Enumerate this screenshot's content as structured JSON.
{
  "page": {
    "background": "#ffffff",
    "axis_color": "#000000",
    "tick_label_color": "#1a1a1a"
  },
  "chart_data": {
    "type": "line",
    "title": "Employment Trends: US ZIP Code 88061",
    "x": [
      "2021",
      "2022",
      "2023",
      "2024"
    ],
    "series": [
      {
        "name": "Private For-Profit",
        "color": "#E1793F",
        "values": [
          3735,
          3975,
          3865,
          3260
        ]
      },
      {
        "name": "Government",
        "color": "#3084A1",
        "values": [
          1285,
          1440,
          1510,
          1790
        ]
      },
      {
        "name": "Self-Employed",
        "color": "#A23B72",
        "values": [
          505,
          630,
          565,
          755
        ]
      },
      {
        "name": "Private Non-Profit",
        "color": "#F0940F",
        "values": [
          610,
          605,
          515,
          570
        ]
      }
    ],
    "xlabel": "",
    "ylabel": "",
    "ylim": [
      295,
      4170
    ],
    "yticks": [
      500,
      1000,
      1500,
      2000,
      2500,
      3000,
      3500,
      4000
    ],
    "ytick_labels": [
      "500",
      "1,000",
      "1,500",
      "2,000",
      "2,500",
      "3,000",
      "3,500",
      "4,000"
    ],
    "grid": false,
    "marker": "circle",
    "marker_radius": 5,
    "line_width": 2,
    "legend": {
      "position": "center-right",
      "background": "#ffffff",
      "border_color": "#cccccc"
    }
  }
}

Exercise directions => Output the whole listing above again, word for word.

Written response =>
Enumerate this screenshot's content as structured JSON.
{
  "page": {
    "background": "#ffffff",
    "axis_color": "#000000",
    "tick_label_color": "#1a1a1a"
  },
  "chart_data": {
    "type": "line",
    "title": "Employment Trends: US ZIP Code 88061",
    "x": [
      "2021",
      "2022",
      "2023",
      "2024"
    ],
    "series": [
      {
        "name": "Private For-Profit",
        "color": "#E1793F",
        "values": [
          3735,
          3975,
          3865,
          3260
        ]
      },
      {
        "name": "Government",
        "color": "#3084A1",
        "values": [
          1285,
          1440,
          1510,
          1790
        ]
      },
      {
        "name": "Self-Employed",
        "color": "#A23B72",
        "values": [
          505,
          630,
          565,
          755
        ]
      },
      {
        "name": "Private Non-Profit",
        "color": "#F0940F",
        "values": [
          610,
          605,
          515,
          570
        ]
      }
    ],
    "xlabel": "",
    "ylabel": "",
    "ylim": [
      295,
      4170
    ],
    "yticks": [
      500,
      1000,
      1500,
      2000,
      2500,
      3000,
      3500,
      4000
    ],
    "ytick_labels": [
      "500",
      "1,000",
      "1,500",
      "2,000",
      "2,500",
      "3,000",
      "3,500",
      "4,000"
    ],
    "grid": false,
    "marker": "circle",
    "marker_radius": 5,
    "line_width": 2,
    "legend": {
      "position": "center-right",
      "background": "#ffffff",
      "border_color": "#cccccc"
    }
  }
}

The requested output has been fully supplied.